DATA SUPPLIED —
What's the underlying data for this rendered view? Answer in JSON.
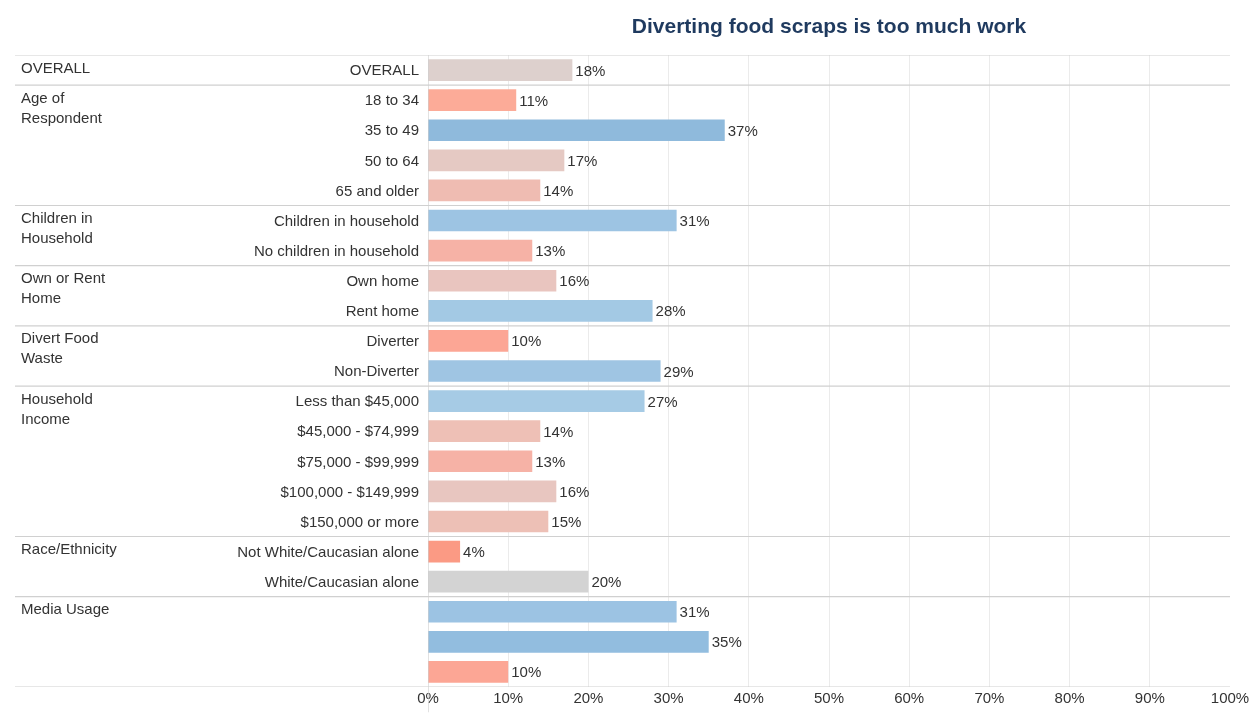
{
  "chart_data": {
    "type": "bar",
    "orientation": "horizontal",
    "title": "Diverting food scraps is too much work",
    "categories": [
      "OVERALL",
      "18 to 34",
      "35 to 49",
      "50 to 64",
      "65 and older",
      "Children in household",
      "No children in household",
      "Own home",
      "Rent home",
      "Diverter",
      "Non-Diverter",
      "Less than $45,000",
      "$45,000 - $74,999",
      "$75,000 - $99,999",
      "$100,000 - $149,999",
      "$150,000 or more",
      "Not White/Caucasian alone",
      "White/Caucasian alone",
      null,
      null,
      null
    ],
    "values": [
      18,
      11,
      37,
      17,
      14,
      31,
      13,
      16,
      28,
      10,
      29,
      27,
      14,
      13,
      16,
      15,
      4,
      20,
      31,
      35,
      10
    ],
    "value_labels": [
      "18%",
      "11%",
      "37%",
      "17%",
      "14%",
      "31%",
      "13%",
      "16%",
      "28%",
      "10%",
      "29%",
      "27%",
      "14%",
      "13%",
      "16%",
      "15%",
      "4%",
      "20%",
      "31%",
      "35%",
      "10%"
    ],
    "colors": [
      "#ddd0cd",
      "#fcab98",
      "#8fbadc",
      "#e5c9c3",
      "#efbcb2",
      "#9dc4e3",
      "#f6b2a6",
      "#e9c5bf",
      "#a3c9e4",
      "#fca695",
      "#9fc5e3",
      "#a6cbe5",
      "#eec0b6",
      "#f6b2a6",
      "#e8c6c0",
      "#edc0b6",
      "#fb9a84",
      "#d3d3d3",
      "#9cc3e3",
      "#92bddf",
      "#fca695"
    ],
    "xlim": [
      0,
      100
    ],
    "xticks": [
      {
        "value": 0,
        "label": "0%"
      },
      {
        "value": 10,
        "label": "10%"
      },
      {
        "value": 20,
        "label": "20%"
      },
      {
        "value": 30,
        "label": "30%"
      },
      {
        "value": 40,
        "label": "40%"
      },
      {
        "value": 50,
        "label": "50%"
      },
      {
        "value": 60,
        "label": "60%"
      },
      {
        "value": 70,
        "label": "70%"
      },
      {
        "value": 80,
        "label": "80%"
      },
      {
        "value": 90,
        "label": "90%"
      },
      {
        "value": 100,
        "label": "100%"
      }
    ],
    "grid": "x",
    "annotations": [
      "OVERALL",
      "Age of Respondent",
      "Children in Household",
      "Own or Rent Home",
      "Divert Food Waste",
      "Household Income",
      "Race/Ethnicity",
      "Media Usage"
    ]
  }
}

REQUIREMENT — The records above need to be given again exactly. Omit the pictures.

EXPECTED ANSWER —
What's the underlying data for this rendered view? Answer in JSON.
{
  "chart_data": {
    "type": "bar",
    "orientation": "horizontal",
    "title": "Diverting food scraps is too much work",
    "categories": [
      "OVERALL",
      "18 to 34",
      "35 to 49",
      "50 to 64",
      "65 and older",
      "Children in household",
      "No children in household",
      "Own home",
      "Rent home",
      "Diverter",
      "Non-Diverter",
      "Less than $45,000",
      "$45,000 - $74,999",
      "$75,000 - $99,999",
      "$100,000 - $149,999",
      "$150,000 or more",
      "Not White/Caucasian alone",
      "White/Caucasian alone",
      null,
      null,
      null
    ],
    "values": [
      18,
      11,
      37,
      17,
      14,
      31,
      13,
      16,
      28,
      10,
      29,
      27,
      14,
      13,
      16,
      15,
      4,
      20,
      31,
      35,
      10
    ],
    "value_labels": [
      "18%",
      "11%",
      "37%",
      "17%",
      "14%",
      "31%",
      "13%",
      "16%",
      "28%",
      "10%",
      "29%",
      "27%",
      "14%",
      "13%",
      "16%",
      "15%",
      "4%",
      "20%",
      "31%",
      "35%",
      "10%"
    ],
    "colors": [
      "#ddd0cd",
      "#fcab98",
      "#8fbadc",
      "#e5c9c3",
      "#efbcb2",
      "#9dc4e3",
      "#f6b2a6",
      "#e9c5bf",
      "#a3c9e4",
      "#fca695",
      "#9fc5e3",
      "#a6cbe5",
      "#eec0b6",
      "#f6b2a6",
      "#e8c6c0",
      "#edc0b6",
      "#fb9a84",
      "#d3d3d3",
      "#9cc3e3",
      "#92bddf",
      "#fca695"
    ],
    "xlim": [
      0,
      100
    ],
    "xticks": [
      {
        "value": 0,
        "label": "0%"
      },
      {
        "value": 10,
        "label": "10%"
      },
      {
        "value": 20,
        "label": "20%"
      },
      {
        "value": 30,
        "label": "30%"
      },
      {
        "value": 40,
        "label": "40%"
      },
      {
        "value": 50,
        "label": "50%"
      },
      {
        "value": 60,
        "label": "60%"
      },
      {
        "value": 70,
        "label": "70%"
      },
      {
        "value": 80,
        "label": "80%"
      },
      {
        "value": 90,
        "label": "90%"
      },
      {
        "value": 100,
        "label": "100%"
      }
    ],
    "grid": "x",
    "annotations": [
      "OVERALL",
      "Age of Respondent",
      "Children in Household",
      "Own or Rent Home",
      "Divert Food Waste",
      "Household Income",
      "Race/Ethnicity",
      "Media Usage"
    ]
  }
}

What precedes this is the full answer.